*MATERIALS PROVIDED*
## BEGIN

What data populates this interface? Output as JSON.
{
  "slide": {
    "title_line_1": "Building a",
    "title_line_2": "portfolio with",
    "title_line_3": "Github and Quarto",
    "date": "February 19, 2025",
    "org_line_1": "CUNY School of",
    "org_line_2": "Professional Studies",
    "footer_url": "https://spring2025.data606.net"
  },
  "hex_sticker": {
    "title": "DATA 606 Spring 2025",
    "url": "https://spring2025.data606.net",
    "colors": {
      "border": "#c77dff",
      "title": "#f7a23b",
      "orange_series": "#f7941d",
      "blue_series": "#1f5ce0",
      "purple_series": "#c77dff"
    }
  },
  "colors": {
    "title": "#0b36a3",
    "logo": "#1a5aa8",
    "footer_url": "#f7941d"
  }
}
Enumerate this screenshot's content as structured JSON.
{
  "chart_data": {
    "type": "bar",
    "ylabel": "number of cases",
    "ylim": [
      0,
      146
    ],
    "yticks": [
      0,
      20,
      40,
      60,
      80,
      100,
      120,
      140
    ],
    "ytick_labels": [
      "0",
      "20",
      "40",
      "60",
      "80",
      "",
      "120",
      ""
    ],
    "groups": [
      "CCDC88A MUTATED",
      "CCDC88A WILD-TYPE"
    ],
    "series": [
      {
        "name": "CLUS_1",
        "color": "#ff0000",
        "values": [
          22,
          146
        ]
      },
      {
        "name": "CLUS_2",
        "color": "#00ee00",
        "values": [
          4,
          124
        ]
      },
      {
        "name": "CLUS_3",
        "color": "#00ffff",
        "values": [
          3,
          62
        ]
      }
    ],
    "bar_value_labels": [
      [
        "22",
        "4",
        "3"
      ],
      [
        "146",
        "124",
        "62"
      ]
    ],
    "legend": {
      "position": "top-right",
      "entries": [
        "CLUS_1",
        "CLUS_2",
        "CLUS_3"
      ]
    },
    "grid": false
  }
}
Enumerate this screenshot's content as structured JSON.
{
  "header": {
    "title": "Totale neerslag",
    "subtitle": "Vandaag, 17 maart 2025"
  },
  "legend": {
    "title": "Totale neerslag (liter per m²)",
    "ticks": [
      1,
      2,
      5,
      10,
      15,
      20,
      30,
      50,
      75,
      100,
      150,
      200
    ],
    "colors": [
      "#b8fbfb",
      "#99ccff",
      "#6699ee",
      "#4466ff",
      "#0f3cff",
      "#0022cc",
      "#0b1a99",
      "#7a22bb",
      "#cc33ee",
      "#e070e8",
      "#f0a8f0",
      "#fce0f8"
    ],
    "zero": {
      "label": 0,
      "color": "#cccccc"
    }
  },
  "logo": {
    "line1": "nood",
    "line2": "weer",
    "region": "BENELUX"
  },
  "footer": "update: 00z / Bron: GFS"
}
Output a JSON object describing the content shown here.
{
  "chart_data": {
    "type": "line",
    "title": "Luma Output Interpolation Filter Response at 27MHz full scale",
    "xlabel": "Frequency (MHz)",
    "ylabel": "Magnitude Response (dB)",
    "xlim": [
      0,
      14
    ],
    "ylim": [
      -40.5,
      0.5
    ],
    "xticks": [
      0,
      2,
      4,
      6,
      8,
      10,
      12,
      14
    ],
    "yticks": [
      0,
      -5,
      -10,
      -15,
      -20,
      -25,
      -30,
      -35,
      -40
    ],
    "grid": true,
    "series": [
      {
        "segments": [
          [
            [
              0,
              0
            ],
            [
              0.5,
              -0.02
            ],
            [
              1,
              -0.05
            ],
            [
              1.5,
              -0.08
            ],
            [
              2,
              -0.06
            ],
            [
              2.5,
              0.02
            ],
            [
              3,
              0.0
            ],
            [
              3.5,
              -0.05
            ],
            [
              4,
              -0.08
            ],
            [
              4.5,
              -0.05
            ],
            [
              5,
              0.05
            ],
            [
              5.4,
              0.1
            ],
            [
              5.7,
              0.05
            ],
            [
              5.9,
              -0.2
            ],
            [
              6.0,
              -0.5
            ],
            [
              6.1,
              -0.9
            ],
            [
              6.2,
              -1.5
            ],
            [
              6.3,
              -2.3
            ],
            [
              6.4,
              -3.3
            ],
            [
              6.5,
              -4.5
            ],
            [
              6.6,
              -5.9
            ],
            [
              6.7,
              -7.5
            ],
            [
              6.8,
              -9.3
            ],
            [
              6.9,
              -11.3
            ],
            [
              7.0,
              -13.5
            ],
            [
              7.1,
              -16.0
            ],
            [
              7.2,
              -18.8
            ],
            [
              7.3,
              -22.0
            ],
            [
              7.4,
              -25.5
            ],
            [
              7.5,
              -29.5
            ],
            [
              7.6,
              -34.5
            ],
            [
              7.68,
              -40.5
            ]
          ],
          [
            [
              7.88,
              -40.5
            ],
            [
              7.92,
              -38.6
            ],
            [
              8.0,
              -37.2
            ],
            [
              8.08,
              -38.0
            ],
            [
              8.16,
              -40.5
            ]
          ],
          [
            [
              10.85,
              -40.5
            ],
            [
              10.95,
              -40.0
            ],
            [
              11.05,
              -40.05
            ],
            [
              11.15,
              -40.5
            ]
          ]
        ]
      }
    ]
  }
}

## END

*WHAT IS REQUIRED*
Return all the lines that contain the string "neerslag".

*THE COMPLETED TASK*
    "title": "Totale neerslag",
    "title": "Totale neerslag (liter per m²)",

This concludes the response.